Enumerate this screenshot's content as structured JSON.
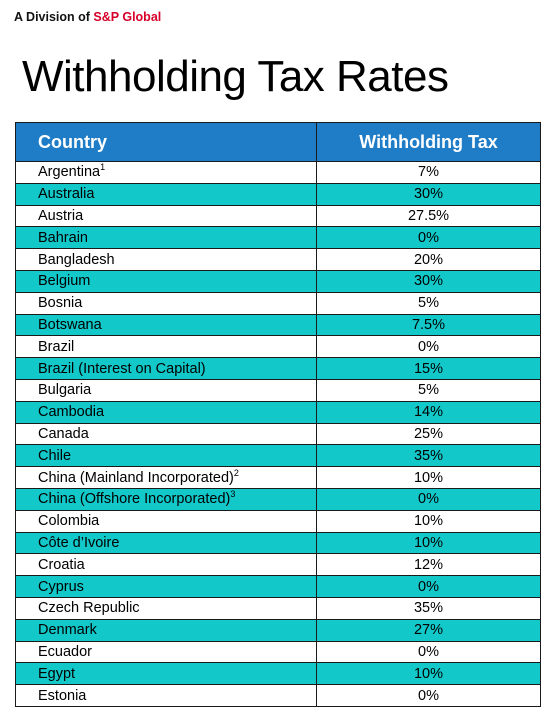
{
  "header": {
    "brand_prefix": "A Division of ",
    "brand_name": "S&P Global",
    "title": "Withholding Tax Rates"
  },
  "table": {
    "columns": [
      "Country",
      "Withholding Tax"
    ],
    "rows": [
      {
        "country": "Argentina",
        "note": "1",
        "rate": "7%"
      },
      {
        "country": "Australia",
        "note": "",
        "rate": "30%"
      },
      {
        "country": "Austria",
        "note": "",
        "rate": "27.5%"
      },
      {
        "country": "Bahrain",
        "note": "",
        "rate": "0%"
      },
      {
        "country": "Bangladesh",
        "note": "",
        "rate": "20%"
      },
      {
        "country": "Belgium",
        "note": "",
        "rate": "30%"
      },
      {
        "country": "Bosnia",
        "note": "",
        "rate": "5%"
      },
      {
        "country": "Botswana",
        "note": "",
        "rate": "7.5%"
      },
      {
        "country": "Brazil",
        "note": "",
        "rate": "0%"
      },
      {
        "country": "Brazil (Interest on Capital)",
        "note": "",
        "rate": "15%"
      },
      {
        "country": "Bulgaria",
        "note": "",
        "rate": "5%"
      },
      {
        "country": "Cambodia",
        "note": "",
        "rate": "14%"
      },
      {
        "country": "Canada",
        "note": "",
        "rate": "25%"
      },
      {
        "country": "Chile",
        "note": "",
        "rate": "35%"
      },
      {
        "country": "China (Mainland Incorporated)",
        "note": "2",
        "rate": "10%"
      },
      {
        "country": "China (Offshore Incorporated)",
        "note": "3",
        "rate": "0%"
      },
      {
        "country": "Colombia",
        "note": "",
        "rate": "10%"
      },
      {
        "country": "Côte d’Ivoire",
        "note": "",
        "rate": "10%"
      },
      {
        "country": "Croatia",
        "note": "",
        "rate": "12%"
      },
      {
        "country": "Cyprus",
        "note": "",
        "rate": "0%"
      },
      {
        "country": "Czech Republic",
        "note": "",
        "rate": "35%"
      },
      {
        "country": "Denmark",
        "note": "",
        "rate": "27%"
      },
      {
        "country": "Ecuador",
        "note": "",
        "rate": "0%"
      },
      {
        "country": "Egypt",
        "note": "",
        "rate": "10%"
      },
      {
        "country": "Estonia",
        "note": "",
        "rate": "0%"
      }
    ]
  },
  "colors": {
    "header_bg": "#1f7cc6",
    "row_alt": "#13c8c9",
    "brand_red": "#d6002a"
  }
}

▶ [Exercise directions]:
How many lines of the data hold the string "Incorporated"? Reply with the number alone.

▶ [Solved exercise]:
2